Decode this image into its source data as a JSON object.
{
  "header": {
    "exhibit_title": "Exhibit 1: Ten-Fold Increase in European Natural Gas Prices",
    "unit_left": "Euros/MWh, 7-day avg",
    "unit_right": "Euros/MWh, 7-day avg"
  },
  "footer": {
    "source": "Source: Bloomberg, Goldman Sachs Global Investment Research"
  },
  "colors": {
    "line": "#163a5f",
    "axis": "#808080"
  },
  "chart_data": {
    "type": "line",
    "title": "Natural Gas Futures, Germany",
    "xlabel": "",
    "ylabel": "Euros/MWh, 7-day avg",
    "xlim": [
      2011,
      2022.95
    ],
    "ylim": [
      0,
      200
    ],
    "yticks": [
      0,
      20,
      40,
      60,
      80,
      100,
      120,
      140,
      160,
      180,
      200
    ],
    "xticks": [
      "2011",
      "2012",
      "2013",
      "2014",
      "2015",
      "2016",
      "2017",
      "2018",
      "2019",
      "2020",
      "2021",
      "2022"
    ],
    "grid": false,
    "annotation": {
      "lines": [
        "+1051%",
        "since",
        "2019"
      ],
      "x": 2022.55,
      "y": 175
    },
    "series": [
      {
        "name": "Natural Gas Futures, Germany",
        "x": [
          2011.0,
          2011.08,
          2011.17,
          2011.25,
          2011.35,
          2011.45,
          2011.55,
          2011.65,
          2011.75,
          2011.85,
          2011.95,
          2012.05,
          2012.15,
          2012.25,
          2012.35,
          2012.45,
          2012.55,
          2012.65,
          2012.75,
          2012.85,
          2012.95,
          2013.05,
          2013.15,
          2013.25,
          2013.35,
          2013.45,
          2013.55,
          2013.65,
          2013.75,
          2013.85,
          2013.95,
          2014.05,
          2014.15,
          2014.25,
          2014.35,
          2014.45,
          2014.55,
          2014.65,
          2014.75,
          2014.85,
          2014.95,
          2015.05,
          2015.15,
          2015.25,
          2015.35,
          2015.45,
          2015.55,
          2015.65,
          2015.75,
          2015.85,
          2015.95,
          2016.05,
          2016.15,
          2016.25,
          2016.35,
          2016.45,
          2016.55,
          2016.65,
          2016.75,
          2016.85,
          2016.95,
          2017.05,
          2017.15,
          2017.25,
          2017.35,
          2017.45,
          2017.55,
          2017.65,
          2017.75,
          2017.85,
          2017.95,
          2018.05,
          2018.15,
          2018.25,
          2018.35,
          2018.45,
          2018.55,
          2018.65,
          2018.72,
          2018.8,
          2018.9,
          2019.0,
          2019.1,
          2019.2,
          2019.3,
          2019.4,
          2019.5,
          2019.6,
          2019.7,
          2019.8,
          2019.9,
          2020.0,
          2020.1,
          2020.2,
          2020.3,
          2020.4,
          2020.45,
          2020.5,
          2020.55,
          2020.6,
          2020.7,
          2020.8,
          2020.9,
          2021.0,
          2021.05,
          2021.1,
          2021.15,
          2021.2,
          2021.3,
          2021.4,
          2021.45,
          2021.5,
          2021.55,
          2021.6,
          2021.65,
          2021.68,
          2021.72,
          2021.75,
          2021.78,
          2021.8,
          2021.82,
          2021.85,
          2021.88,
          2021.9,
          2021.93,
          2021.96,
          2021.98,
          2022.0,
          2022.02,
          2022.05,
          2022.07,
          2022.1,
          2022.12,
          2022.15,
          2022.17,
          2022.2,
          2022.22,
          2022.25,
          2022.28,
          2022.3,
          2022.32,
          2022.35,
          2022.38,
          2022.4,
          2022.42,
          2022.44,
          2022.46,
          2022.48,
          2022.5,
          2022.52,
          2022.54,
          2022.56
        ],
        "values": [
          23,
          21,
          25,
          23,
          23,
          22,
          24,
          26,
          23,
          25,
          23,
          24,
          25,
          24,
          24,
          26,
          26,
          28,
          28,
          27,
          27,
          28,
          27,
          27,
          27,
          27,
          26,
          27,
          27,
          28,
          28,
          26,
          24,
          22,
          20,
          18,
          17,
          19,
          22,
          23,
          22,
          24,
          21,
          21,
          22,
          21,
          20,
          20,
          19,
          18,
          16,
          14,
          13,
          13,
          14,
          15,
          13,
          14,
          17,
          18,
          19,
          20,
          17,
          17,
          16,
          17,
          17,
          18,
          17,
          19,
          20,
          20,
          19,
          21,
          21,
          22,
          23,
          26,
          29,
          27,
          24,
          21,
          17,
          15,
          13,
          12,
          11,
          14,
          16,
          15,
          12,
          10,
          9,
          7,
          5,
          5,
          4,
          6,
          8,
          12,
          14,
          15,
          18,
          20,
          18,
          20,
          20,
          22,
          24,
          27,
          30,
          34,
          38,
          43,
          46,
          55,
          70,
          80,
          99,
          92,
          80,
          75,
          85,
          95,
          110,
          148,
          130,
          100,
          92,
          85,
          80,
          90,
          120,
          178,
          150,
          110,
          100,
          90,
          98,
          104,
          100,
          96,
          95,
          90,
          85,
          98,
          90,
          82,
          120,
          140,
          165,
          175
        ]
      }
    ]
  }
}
- - -
■ TASK DETAILS: Repeat the records above exactly, leaving none out.

■ RESPONSE:
Decode this image into its source data as a JSON object.
{
  "header": {
    "exhibit_title": "Exhibit 1: Ten-Fold Increase in European Natural Gas Prices",
    "unit_left": "Euros/MWh, 7-day avg",
    "unit_right": "Euros/MWh, 7-day avg"
  },
  "footer": {
    "source": "Source: Bloomberg, Goldman Sachs Global Investment Research"
  },
  "colors": {
    "line": "#163a5f",
    "axis": "#808080"
  },
  "chart_data": {
    "type": "line",
    "title": "Natural Gas Futures, Germany",
    "xlabel": "",
    "ylabel": "Euros/MWh, 7-day avg",
    "xlim": [
      2011,
      2022.95
    ],
    "ylim": [
      0,
      200
    ],
    "yticks": [
      0,
      20,
      40,
      60,
      80,
      100,
      120,
      140,
      160,
      180,
      200
    ],
    "xticks": [
      "2011",
      "2012",
      "2013",
      "2014",
      "2015",
      "2016",
      "2017",
      "2018",
      "2019",
      "2020",
      "2021",
      "2022"
    ],
    "grid": false,
    "annotation": {
      "lines": [
        "+1051%",
        "since",
        "2019"
      ],
      "x": 2022.55,
      "y": 175
    },
    "series": [
      {
        "name": "Natural Gas Futures, Germany",
        "x": [
          2011.0,
          2011.08,
          2011.17,
          2011.25,
          2011.35,
          2011.45,
          2011.55,
          2011.65,
          2011.75,
          2011.85,
          2011.95,
          2012.05,
          2012.15,
          2012.25,
          2012.35,
          2012.45,
          2012.55,
          2012.65,
          2012.75,
          2012.85,
          2012.95,
          2013.05,
          2013.15,
          2013.25,
          2013.35,
          2013.45,
          2013.55,
          2013.65,
          2013.75,
          2013.85,
          2013.95,
          2014.05,
          2014.15,
          2014.25,
          2014.35,
          2014.45,
          2014.55,
          2014.65,
          2014.75,
          2014.85,
          2014.95,
          2015.05,
          2015.15,
          2015.25,
          2015.35,
          2015.45,
          2015.55,
          2015.65,
          2015.75,
          2015.85,
          2015.95,
          2016.05,
          2016.15,
          2016.25,
          2016.35,
          2016.45,
          2016.55,
          2016.65,
          2016.75,
          2016.85,
          2016.95,
          2017.05,
          2017.15,
          2017.25,
          2017.35,
          2017.45,
          2017.55,
          2017.65,
          2017.75,
          2017.85,
          2017.95,
          2018.05,
          2018.15,
          2018.25,
          2018.35,
          2018.45,
          2018.55,
          2018.65,
          2018.72,
          2018.8,
          2018.9,
          2019.0,
          2019.1,
          2019.2,
          2019.3,
          2019.4,
          2019.5,
          2019.6,
          2019.7,
          2019.8,
          2019.9,
          2020.0,
          2020.1,
          2020.2,
          2020.3,
          2020.4,
          2020.45,
          2020.5,
          2020.55,
          2020.6,
          2020.7,
          2020.8,
          2020.9,
          2021.0,
          2021.05,
          2021.1,
          2021.15,
          2021.2,
          2021.3,
          2021.4,
          2021.45,
          2021.5,
          2021.55,
          2021.6,
          2021.65,
          2021.68,
          2021.72,
          2021.75,
          2021.78,
          2021.8,
          2021.82,
          2021.85,
          2021.88,
          2021.9,
          2021.93,
          2021.96,
          2021.98,
          2022.0,
          2022.02,
          2022.05,
          2022.07,
          2022.1,
          2022.12,
          2022.15,
          2022.17,
          2022.2,
          2022.22,
          2022.25,
          2022.28,
          2022.3,
          2022.32,
          2022.35,
          2022.38,
          2022.4,
          2022.42,
          2022.44,
          2022.46,
          2022.48,
          2022.5,
          2022.52,
          2022.54,
          2022.56
        ],
        "values": [
          23,
          21,
          25,
          23,
          23,
          22,
          24,
          26,
          23,
          25,
          23,
          24,
          25,
          24,
          24,
          26,
          26,
          28,
          28,
          27,
          27,
          28,
          27,
          27,
          27,
          27,
          26,
          27,
          27,
          28,
          28,
          26,
          24,
          22,
          20,
          18,
          17,
          19,
          22,
          23,
          22,
          24,
          21,
          21,
          22,
          21,
          20,
          20,
          19,
          18,
          16,
          14,
          13,
          13,
          14,
          15,
          13,
          14,
          17,
          18,
          19,
          20,
          17,
          17,
          16,
          17,
          17,
          18,
          17,
          19,
          20,
          20,
          19,
          21,
          21,
          22,
          23,
          26,
          29,
          27,
          24,
          21,
          17,
          15,
          13,
          12,
          11,
          14,
          16,
          15,
          12,
          10,
          9,
          7,
          5,
          5,
          4,
          6,
          8,
          12,
          14,
          15,
          18,
          20,
          18,
          20,
          20,
          22,
          24,
          27,
          30,
          34,
          38,
          43,
          46,
          55,
          70,
          80,
          99,
          92,
          80,
          75,
          85,
          95,
          110,
          148,
          130,
          100,
          92,
          85,
          80,
          90,
          120,
          178,
          150,
          110,
          100,
          90,
          98,
          104,
          100,
          96,
          95,
          90,
          85,
          98,
          90,
          82,
          120,
          140,
          165,
          175
        ]
      }
    ]
  }
}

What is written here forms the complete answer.